§ What you are asked to do:
For the listing underneath, give the count of lines containing the string "down" and nothing further.

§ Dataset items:

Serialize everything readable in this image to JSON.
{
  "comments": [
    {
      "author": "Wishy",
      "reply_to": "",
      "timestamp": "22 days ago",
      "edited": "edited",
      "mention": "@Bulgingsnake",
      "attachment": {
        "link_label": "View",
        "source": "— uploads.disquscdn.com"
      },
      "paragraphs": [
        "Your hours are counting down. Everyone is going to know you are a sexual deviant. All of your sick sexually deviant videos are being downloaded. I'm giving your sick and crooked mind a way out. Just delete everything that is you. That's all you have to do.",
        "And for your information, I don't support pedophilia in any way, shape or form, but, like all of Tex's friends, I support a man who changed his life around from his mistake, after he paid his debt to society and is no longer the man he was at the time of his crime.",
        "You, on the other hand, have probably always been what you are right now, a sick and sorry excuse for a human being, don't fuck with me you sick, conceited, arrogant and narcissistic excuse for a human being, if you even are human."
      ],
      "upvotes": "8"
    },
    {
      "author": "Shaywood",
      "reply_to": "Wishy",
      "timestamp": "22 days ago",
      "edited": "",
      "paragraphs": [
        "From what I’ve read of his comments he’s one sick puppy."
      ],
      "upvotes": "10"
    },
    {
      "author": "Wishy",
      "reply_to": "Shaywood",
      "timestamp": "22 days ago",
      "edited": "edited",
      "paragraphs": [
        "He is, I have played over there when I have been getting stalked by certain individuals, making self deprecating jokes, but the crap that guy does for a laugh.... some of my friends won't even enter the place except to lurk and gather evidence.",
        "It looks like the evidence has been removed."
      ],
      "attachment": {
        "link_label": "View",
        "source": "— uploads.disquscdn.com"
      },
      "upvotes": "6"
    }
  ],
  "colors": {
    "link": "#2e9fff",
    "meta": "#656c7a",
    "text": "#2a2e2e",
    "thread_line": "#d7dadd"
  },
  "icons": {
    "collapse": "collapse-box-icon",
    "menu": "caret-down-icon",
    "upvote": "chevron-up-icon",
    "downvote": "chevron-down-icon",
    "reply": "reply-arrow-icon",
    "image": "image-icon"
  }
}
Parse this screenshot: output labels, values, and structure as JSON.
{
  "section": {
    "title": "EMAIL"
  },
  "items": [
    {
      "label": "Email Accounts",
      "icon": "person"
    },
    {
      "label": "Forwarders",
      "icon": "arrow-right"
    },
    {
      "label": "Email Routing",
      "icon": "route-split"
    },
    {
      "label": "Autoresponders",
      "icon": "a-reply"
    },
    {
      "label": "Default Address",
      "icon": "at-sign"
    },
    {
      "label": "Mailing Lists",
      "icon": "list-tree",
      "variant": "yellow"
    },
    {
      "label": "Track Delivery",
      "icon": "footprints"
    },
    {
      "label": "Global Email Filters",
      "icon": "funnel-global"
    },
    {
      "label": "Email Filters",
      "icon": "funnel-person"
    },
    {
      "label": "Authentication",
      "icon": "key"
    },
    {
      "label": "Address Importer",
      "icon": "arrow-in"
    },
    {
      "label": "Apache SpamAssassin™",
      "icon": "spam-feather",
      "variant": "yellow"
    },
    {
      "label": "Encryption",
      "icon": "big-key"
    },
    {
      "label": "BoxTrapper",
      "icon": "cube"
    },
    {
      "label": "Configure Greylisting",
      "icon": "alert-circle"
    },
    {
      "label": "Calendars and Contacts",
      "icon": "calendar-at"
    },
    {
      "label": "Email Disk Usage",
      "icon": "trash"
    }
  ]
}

§ Answer to the problem:
3